Drop the pictures, then extract the listing word for word.

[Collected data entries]
-------------------------

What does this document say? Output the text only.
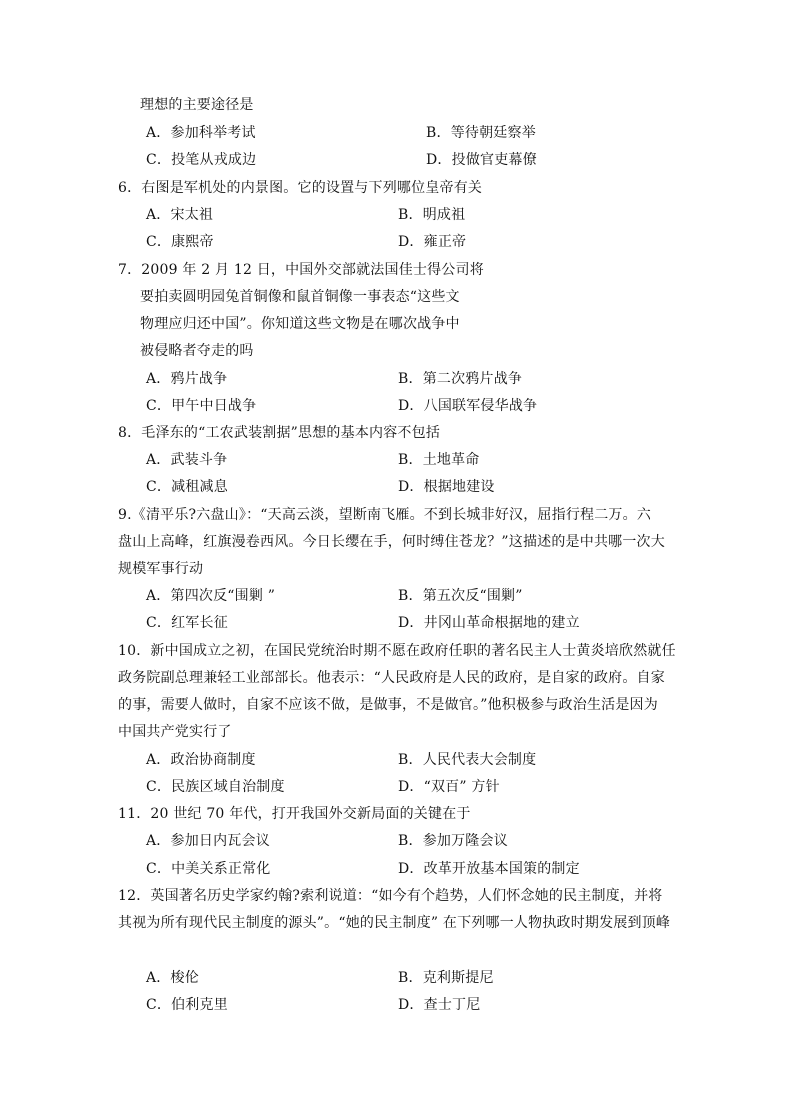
理想的主要途径是
A．参加科举考试	B．等待朝廷察举
C．投笔从戎成边	D．投做官吏幕僚
6．右图是军机处的内景图。它的设置与下列哪位皇帝有关
A．宋太祖	B．明成祖
C．康熙帝	D．雍正帝
7．2009 年 2 月 12 日，中国外交部就法国佳士得公司将
要拍卖圆明园兔首铜像和鼠首铜像一事表态“这些文
物理应归还中国”。你知道这些文物是在哪次战争中
被侵略者夺走的吗
A．鸦片战争	B．第二次鸦片战争
C．甲午中日战争	D．八国联军侵华战争
8．毛泽东的“工农武装割据”思想的基本内容不包括
A．武装斗争	B．土地革命
C．减租减息	D．根据地建设
9.《清平乐?六盘山》：“天高云淡，望断南飞雁。不到长城非好汉，屈指行程二万。六
盘山上高峰，红旗漫卷西风。今日长缨在手，何时缚住苍龙？”这描述的是中共哪一次大
规模军事行动
A．第四次反“围剿 ”	B．第五次反“围剿”
C．红军长征	D．井冈山革命根据地的建立
10．新中国成立之初，在国民党统治时期不愿在政府任职的著名民主人士黄炎培欣然就任
政务院副总理兼轻工业部部长。他表示：“人民政府是人民的政府，是自家的政府。自家
的事，需要人做时，自家不应该不做，是做事，不是做官。”他积极参与政治生活是因为
中国共产党实行了
A．政治协商制度	B．人民代表大会制度
C．民族区域自治制度	D．“双百” 方针
11．20 世纪 70 年代，打开我国外交新局面的关键在于
A．参加日内瓦会议	B．参加万隆会议
C．中美关系正常化	D．改革开放基本国策的制定
12．英国著名历史学家约翰?索利说道：“如今有个趋势，人们怀念她的民主制度，并将
其视为所有现代民主制度的源头”。“她的民主制度” 在下列哪一人物执政时期发展到顶峰
A．梭伦	B．克利斯提尼
C．伯利克里	D．查士丁尼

-------------------------

_Solution_:
What does this document say? Output the text only.
理想的主要途径是
A．参加科举考试	B．等待朝廷察举
C．投笔从戎成边	D．投做官吏幕僚
6．右图是军机处的内景图。它的设置与下列哪位皇帝有关
A．宋太祖	B．明成祖
C．康熙帝	D．雍正帝
7．2009 年 2 月 12 日，中国外交部就法国佳士得公司将
要拍卖圆明园兔首铜像和鼠首铜像一事表态“这些文
物理应归还中国”。你知道这些文物是在哪次战争中
被侵略者夺走的吗
A．鸦片战争	B．第二次鸦片战争
C．甲午中日战争	D．八国联军侵华战争
8．毛泽东的“工农武装割据”思想的基本内容不包括
A．武装斗争	B．土地革命
C．减租减息	D．根据地建设
9.《清平乐?六盘山》：“天高云淡，望断南飞雁。不到长城非好汉，屈指行程二万。六
盘山上高峰，红旗漫卷西风。今日长缨在手，何时缚住苍龙？”这描述的是中共哪一次大
规模军事行动
A．第四次反“围剿 ”	B．第五次反“围剿”
C．红军长征	D．井冈山革命根据地的建立
10．新中国成立之初，在国民党统治时期不愿在政府任职的著名民主人士黄炎培欣然就任
政务院副总理兼轻工业部部长。他表示：“人民政府是人民的政府，是自家的政府。自家
的事，需要人做时，自家不应该不做，是做事，不是做官。”他积极参与政治生活是因为
中国共产党实行了
A．政治协商制度	B．人民代表大会制度
C．民族区域自治制度	D．“双百” 方针
11．20 世纪 70 年代，打开我国外交新局面的关键在于
A．参加日内瓦会议	B．参加万隆会议
C．中美关系正常化	D．改革开放基本国策的制定
12．英国著名历史学家约翰?索利说道：“如今有个趋势，人们怀念她的民主制度，并将
其视为所有现代民主制度的源头”。“她的民主制度” 在下列哪一人物执政时期发展到顶峰
A．梭伦	B．克利斯提尼
C．伯利克里	D．查士丁尼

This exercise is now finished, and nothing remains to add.